What you need to do
Scan the material below for the string "Temp", and copy every line where it shows up.

:::::

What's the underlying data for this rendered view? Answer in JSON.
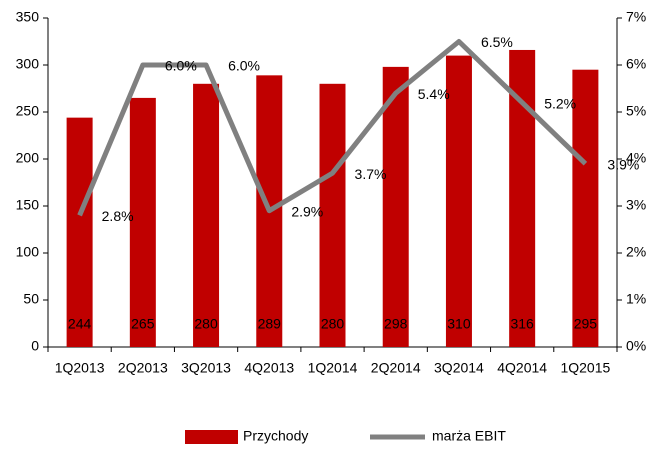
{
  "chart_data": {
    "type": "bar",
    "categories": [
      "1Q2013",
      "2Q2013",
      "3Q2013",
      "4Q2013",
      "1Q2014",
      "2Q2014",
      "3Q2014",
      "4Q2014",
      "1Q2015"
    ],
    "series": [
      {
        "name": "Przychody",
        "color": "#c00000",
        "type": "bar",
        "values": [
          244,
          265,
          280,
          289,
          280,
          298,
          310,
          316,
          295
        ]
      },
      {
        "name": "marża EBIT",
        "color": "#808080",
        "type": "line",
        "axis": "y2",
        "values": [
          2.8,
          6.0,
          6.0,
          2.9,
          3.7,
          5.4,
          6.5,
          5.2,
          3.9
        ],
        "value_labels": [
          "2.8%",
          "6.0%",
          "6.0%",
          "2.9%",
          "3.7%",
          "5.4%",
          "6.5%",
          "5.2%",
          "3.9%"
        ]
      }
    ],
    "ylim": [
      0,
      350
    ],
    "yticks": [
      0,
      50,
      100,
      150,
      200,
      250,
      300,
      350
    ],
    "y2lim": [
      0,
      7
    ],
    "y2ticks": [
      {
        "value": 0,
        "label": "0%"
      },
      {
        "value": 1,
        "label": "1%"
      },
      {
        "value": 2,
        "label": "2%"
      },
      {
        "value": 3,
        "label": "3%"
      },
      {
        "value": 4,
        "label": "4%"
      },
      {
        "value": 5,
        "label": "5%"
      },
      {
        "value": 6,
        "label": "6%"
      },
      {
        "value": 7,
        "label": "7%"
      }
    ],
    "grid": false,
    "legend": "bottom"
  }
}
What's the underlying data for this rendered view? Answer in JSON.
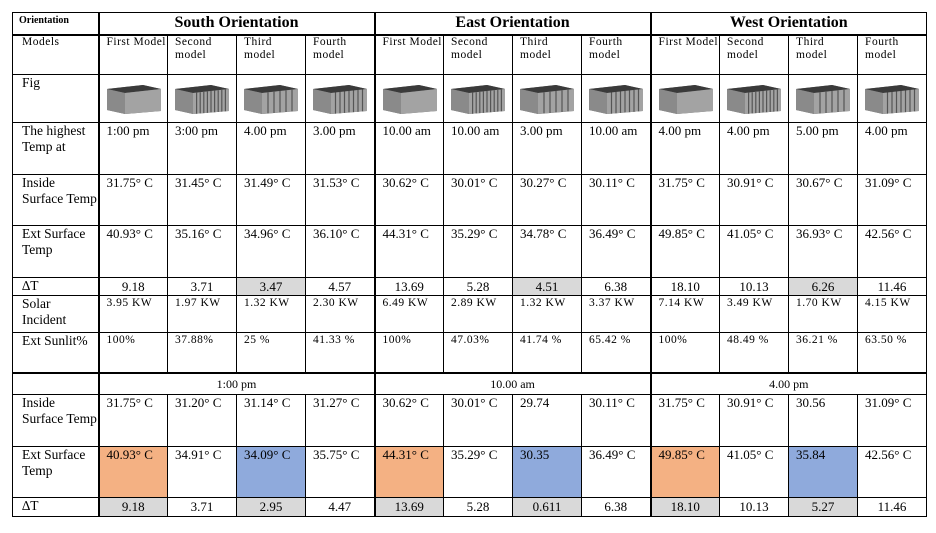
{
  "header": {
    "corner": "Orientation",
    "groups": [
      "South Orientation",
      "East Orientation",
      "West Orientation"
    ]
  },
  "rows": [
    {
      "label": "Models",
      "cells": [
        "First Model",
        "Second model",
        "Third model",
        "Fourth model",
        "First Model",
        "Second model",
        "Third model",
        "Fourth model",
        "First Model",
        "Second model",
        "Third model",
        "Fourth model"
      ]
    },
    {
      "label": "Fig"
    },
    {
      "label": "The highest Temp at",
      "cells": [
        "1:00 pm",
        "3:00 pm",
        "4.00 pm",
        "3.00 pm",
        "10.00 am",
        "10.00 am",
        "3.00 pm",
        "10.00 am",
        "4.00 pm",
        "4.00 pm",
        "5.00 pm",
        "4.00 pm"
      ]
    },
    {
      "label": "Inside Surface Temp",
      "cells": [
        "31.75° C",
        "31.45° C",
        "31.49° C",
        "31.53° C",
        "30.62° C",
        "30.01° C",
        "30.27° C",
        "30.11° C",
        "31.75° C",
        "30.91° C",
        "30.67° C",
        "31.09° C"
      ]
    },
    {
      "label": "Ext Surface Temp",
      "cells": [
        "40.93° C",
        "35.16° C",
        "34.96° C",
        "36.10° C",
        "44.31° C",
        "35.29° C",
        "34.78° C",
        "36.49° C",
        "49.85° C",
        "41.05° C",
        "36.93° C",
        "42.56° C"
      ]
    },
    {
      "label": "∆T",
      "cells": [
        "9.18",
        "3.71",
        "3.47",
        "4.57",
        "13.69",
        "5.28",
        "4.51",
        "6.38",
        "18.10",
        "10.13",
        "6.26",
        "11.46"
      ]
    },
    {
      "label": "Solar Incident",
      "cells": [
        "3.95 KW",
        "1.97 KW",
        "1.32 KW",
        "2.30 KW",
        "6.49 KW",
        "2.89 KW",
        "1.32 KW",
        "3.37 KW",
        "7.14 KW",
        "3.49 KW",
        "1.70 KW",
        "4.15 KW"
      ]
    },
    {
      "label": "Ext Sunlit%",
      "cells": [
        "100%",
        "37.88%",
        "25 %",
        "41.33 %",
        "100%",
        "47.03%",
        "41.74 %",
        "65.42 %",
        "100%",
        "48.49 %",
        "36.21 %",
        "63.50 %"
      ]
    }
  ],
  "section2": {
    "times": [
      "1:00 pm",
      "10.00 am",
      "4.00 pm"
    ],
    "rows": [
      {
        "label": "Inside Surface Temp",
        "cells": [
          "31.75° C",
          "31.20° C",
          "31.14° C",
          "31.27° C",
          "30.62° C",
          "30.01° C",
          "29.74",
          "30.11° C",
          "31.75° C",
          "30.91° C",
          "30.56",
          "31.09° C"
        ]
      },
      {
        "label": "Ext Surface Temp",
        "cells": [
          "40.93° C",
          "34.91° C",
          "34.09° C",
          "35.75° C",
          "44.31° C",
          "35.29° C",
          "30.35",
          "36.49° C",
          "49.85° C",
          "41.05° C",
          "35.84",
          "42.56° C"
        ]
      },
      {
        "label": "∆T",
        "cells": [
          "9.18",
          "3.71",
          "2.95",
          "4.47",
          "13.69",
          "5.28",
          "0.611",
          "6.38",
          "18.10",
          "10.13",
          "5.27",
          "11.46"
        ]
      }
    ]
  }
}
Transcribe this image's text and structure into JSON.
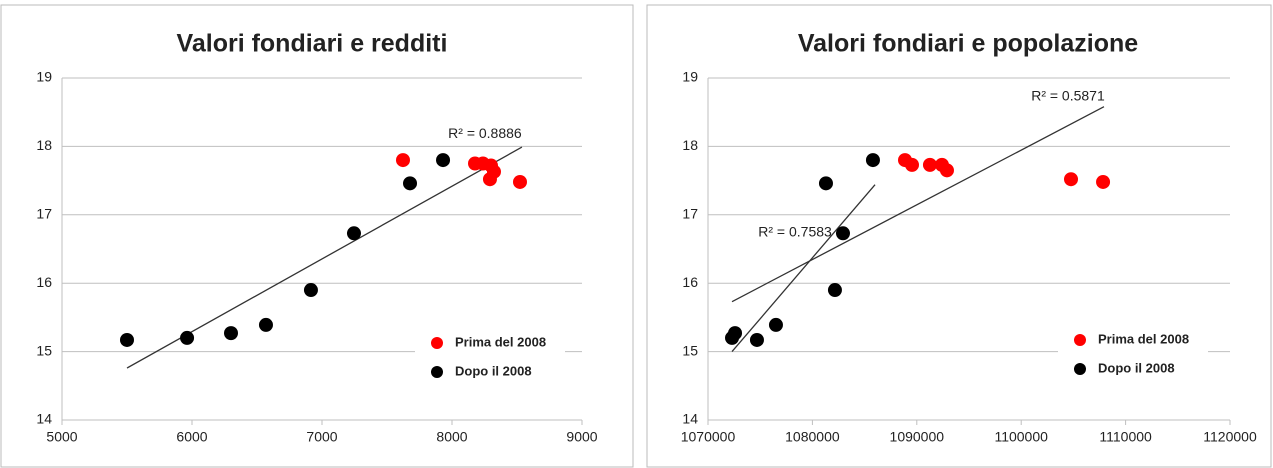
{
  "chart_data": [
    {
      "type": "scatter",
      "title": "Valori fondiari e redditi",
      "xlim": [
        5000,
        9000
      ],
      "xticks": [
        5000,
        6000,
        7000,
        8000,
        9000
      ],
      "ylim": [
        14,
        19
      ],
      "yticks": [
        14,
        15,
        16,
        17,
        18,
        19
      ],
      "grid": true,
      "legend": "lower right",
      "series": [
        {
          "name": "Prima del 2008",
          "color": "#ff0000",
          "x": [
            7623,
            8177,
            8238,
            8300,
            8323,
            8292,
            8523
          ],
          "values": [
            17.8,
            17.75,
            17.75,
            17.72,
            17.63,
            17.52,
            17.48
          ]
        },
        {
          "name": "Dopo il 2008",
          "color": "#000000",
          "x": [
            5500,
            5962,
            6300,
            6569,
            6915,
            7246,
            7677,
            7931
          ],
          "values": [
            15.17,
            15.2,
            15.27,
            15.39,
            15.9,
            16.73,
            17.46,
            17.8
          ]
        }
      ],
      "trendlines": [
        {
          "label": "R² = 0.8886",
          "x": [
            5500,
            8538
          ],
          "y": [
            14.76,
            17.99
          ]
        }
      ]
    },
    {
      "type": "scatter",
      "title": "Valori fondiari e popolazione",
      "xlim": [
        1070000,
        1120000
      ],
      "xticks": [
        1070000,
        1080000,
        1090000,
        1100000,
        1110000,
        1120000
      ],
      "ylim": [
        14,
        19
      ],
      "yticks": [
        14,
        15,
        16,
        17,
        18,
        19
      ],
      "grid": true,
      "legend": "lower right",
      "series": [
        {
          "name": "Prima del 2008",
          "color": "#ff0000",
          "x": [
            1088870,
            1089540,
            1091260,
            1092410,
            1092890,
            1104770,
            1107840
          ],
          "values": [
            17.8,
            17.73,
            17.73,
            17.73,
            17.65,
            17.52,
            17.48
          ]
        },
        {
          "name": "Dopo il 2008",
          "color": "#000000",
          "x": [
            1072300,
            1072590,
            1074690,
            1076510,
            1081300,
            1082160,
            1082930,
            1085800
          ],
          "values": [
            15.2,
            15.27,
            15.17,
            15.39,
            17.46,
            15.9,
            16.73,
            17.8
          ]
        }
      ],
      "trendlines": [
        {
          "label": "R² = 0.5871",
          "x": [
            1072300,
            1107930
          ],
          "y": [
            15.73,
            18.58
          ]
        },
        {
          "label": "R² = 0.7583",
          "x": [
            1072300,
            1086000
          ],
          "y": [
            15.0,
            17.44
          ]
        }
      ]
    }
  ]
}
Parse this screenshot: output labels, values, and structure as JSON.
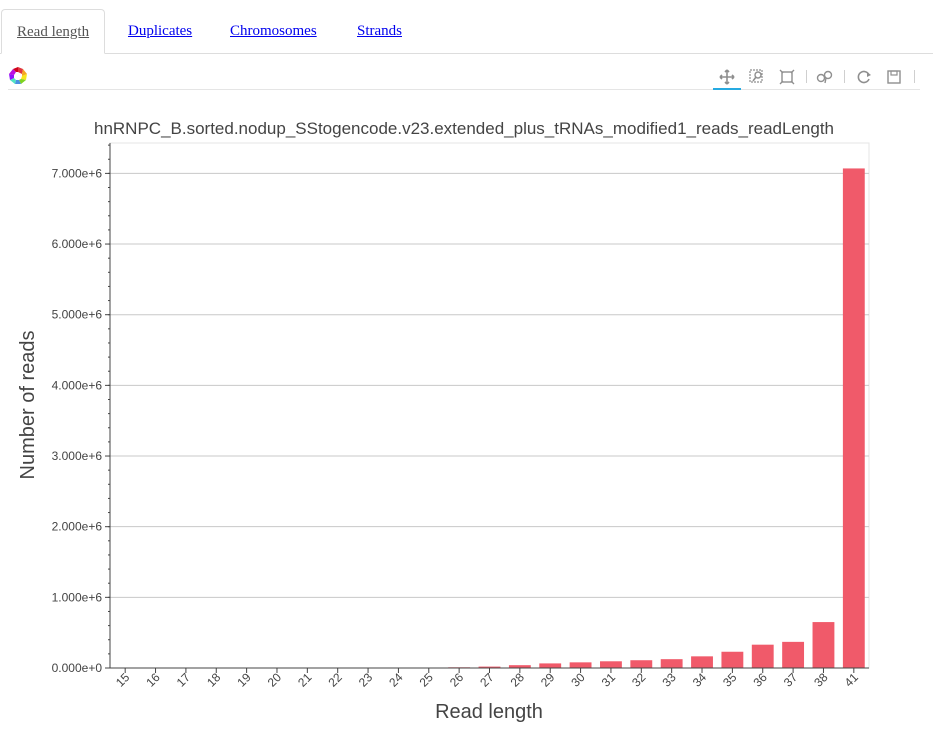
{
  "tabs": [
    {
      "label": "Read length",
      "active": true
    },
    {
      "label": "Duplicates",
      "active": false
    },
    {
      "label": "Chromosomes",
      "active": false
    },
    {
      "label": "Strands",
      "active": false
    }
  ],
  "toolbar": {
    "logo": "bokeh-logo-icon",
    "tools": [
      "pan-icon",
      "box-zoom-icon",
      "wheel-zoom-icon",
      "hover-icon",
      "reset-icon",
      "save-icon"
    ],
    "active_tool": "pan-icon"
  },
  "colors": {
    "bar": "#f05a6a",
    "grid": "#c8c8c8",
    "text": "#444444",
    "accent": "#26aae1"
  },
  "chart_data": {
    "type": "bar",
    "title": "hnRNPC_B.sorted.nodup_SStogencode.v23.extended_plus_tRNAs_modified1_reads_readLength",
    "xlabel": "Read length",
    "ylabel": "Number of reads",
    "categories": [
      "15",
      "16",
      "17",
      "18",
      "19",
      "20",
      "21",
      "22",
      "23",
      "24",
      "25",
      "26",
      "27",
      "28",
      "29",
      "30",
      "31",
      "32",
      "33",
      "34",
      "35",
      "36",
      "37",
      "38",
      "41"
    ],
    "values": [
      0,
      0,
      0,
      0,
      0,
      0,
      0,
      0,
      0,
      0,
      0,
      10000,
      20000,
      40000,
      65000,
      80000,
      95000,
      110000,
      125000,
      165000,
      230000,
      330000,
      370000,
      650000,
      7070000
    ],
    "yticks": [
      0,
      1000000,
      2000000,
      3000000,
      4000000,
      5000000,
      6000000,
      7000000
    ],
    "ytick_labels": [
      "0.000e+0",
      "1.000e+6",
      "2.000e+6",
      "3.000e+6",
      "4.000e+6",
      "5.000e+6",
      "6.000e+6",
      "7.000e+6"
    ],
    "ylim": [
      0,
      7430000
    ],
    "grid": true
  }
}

:::::

Answer to this exercise
      "label": "The highest Temp at",
      "label": "Inside Surface Temp",
      "label": "Ext Surface Temp",
        "label": "Inside Surface Temp",
        "label": "Ext Surface Temp",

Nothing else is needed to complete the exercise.